* BEGIN *
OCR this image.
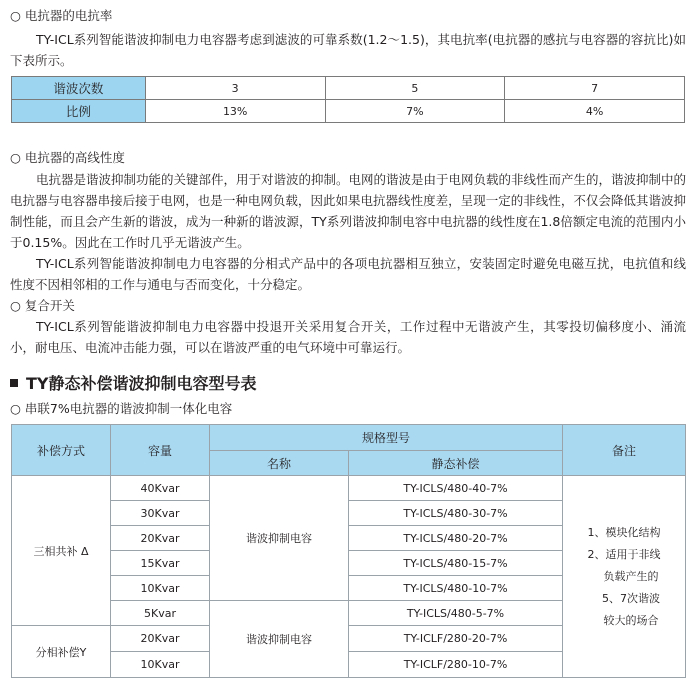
○ 电抗器的电抗率
TY-ICL系列智能谐波抑制电力电容器考虑到滤波的可靠系数(1.2～1.5)，其电抗率(电抗器的感抗与电容器的容抗比)如下表所示。
谐波次数	3	5	7
比例	13%	7%	4%
○ 电抗器的高线性度
电抗器是谐波抑制功能的关键部件，用于对谐波的抑制。电网的谐波是由于电网负载的非线性而产生的，谐波抑制中的电抗器与电容器串接后接于电网，也是一种电网负载，因此如果电抗器线性度差，呈现一定的非线性，不仅会降低其谐波抑制性能，而且会产生新的谐波，成为一种新的谐波源，TY系列谐波抑制电容中电抗器的线性度在1.8倍额定电流的范围内小于0.15%。因此在工作时几乎无谐波产生。
TY-ICL系列智能谐波抑制电力电容器的分相式产品中的各项电抗器相互独立，安装固定时避免电磁互扰，电抗值和线性度不因相邻相的工作与通电与否而变化，十分稳定。
○ 复合开关
TY-ICL系列智能谐波抑制电力电容器中投退开关采用复合开关，工作过程中无谐波产生，其零投切偏移度小、涌流小，耐电压、电流冲击能力强，可以在谐波严重的电气环境中可靠运行。
TY静态补偿谐波抑制电容型号表
○ 串联7%电抗器的谐波抑制一体化电容
补偿方式	容量	规格型号		备注
		名称	静态补偿	
三相共补 Δ	40Kvar	谐波抑制电容	TY-ICLS/480-40-7%	1、模块化结构
2、适用于非线
负载产生的
5、7次谐波
较大的场合

	30Kvar		TY-ICLS/480-30-7%	
	20Kvar		TY-ICLS/480-20-7%	
	15Kvar		TY-ICLS/480-15-7%	
	10Kvar		TY-ICLS/480-10-7%	
	5Kvar	谐波抑制电容	TY-ICLS/480-5-7%	
分相补偿Y	20Kvar		TY-ICLF/280-20-7%	
	10Kvar		TY-ICLF/280-10-7%	
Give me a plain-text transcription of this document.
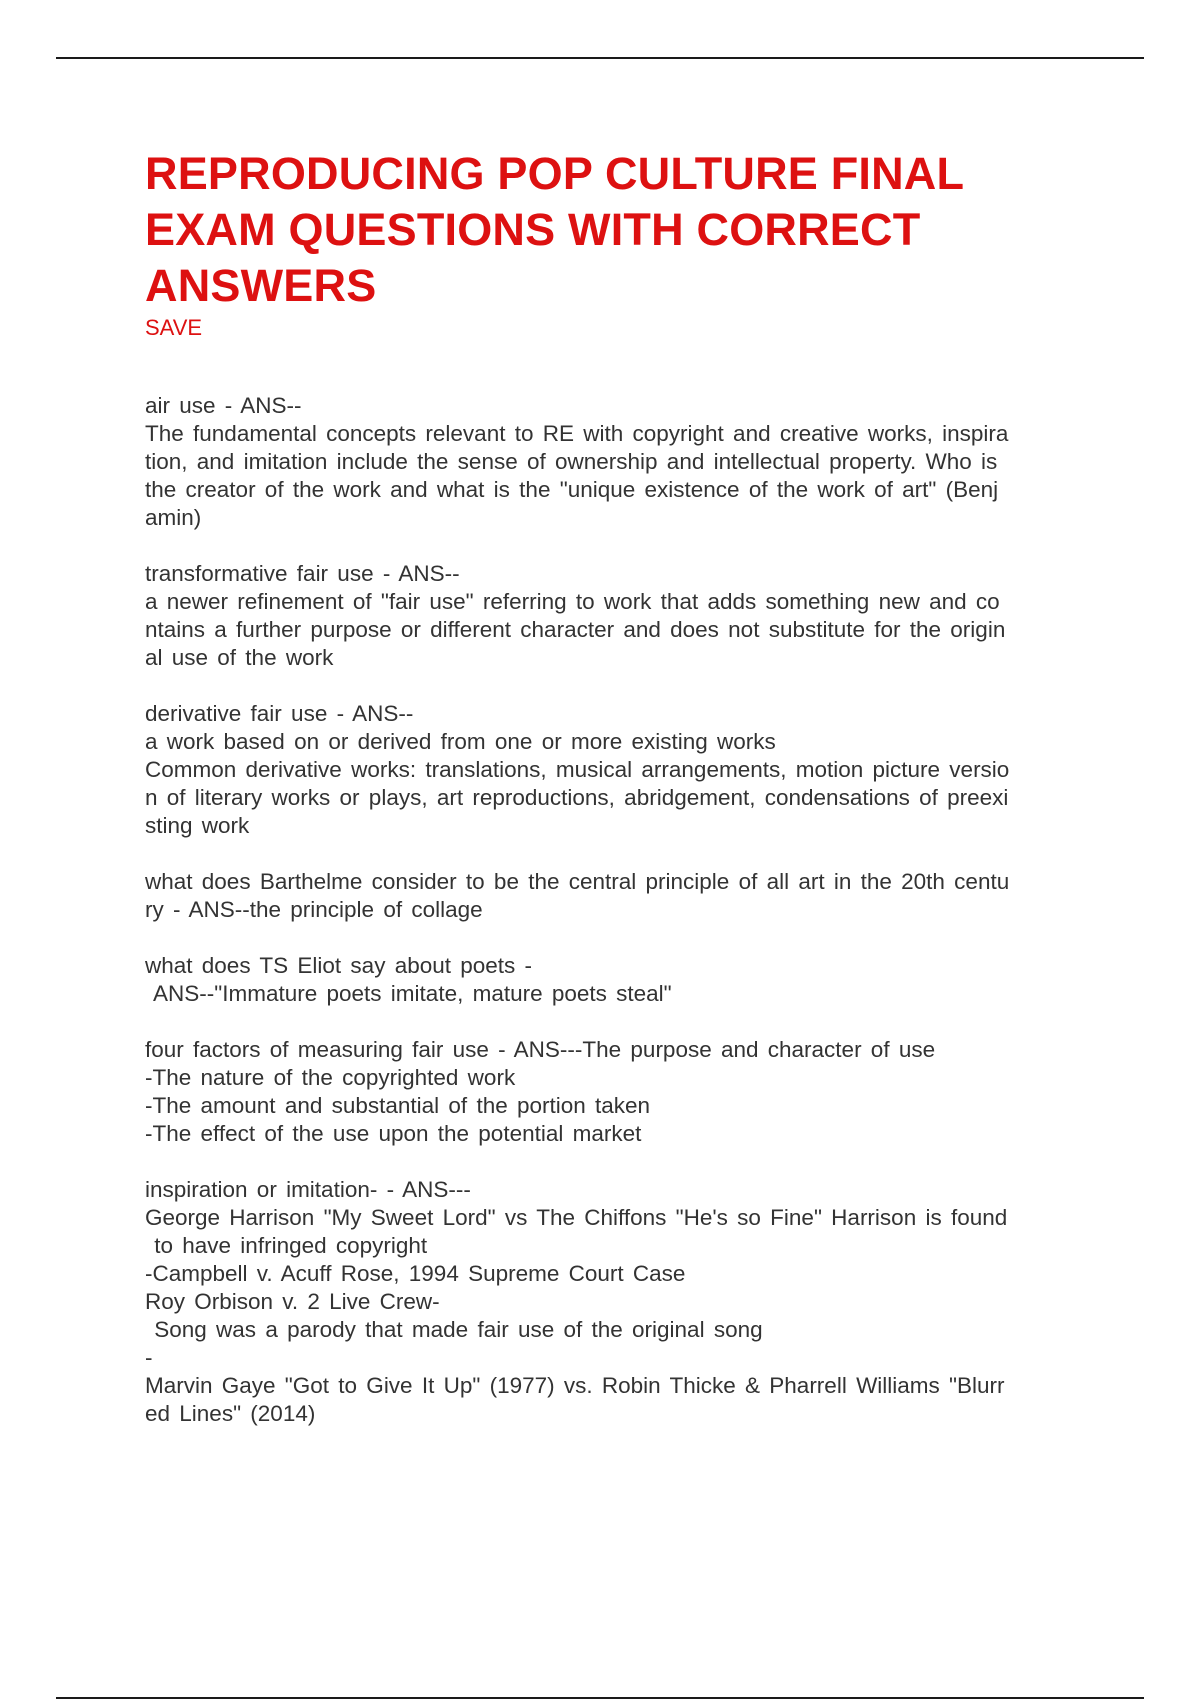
REPRODUCING POP CULTURE FINAL
EXAM QUESTIONS WITH CORRECT
ANSWERS
SAVE
air use - ANS--
The fundamental concepts relevant to RE with copyright and creative works, inspira
tion, and imitation include the sense of ownership and intellectual property. Who is
the creator of the work and what is the "unique existence of the work of art" (Benj
amin)
transformative fair use - ANS--
a newer refinement of "fair use" referring to work that adds something new and co
ntains a further purpose or different character and does not substitute for the origin
al use of the work
derivative fair use - ANS--
a work based on or derived from one or more existing works
Common derivative works: translations, musical arrangements, motion picture versio
n of literary works or plays, art reproductions, abridgement, condensations of preexi
sting work
what does Barthelme consider to be the central principle of all art in the 20th centu
ry - ANS--the principle of collage
what does TS Eliot say about poets -
ANS--"Immature poets imitate, mature poets steal"
four factors of measuring fair use - ANS---The purpose and character of use
-The nature of the copyrighted work
-The amount and substantial of the portion taken
-The effect of the use upon the potential market
inspiration or imitation- - ANS---
George Harrison "My Sweet Lord" vs The Chiffons "He's so Fine" Harrison is found
to have infringed copyright
-Campbell v. Acuff Rose, 1994 Supreme Court Case
Roy Orbison v. 2 Live Crew-
Song was a parody that made fair use of the original song
-
Marvin Gaye "Got to Give It Up" (1977) vs. Robin Thicke & Pharrell Williams "Blurr
ed Lines" (2014)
* END *
- _Written exercise_
Filter the records, keeping only lines that contain "ICLS", and show those lines.

- _Solution for this task_
三相共补 Δ	40Kvar	谐波抑制电容	TY-ICLS/480-40-7%	1、模块化结构
	30Kvar		TY-ICLS/480-30-7%	
	20Kvar		TY-ICLS/480-20-7%	
	15Kvar		TY-ICLS/480-15-7%	
	10Kvar		TY-ICLS/480-10-7%	
	5Kvar	谐波抑制电容	TY-ICLS/480-5-7%	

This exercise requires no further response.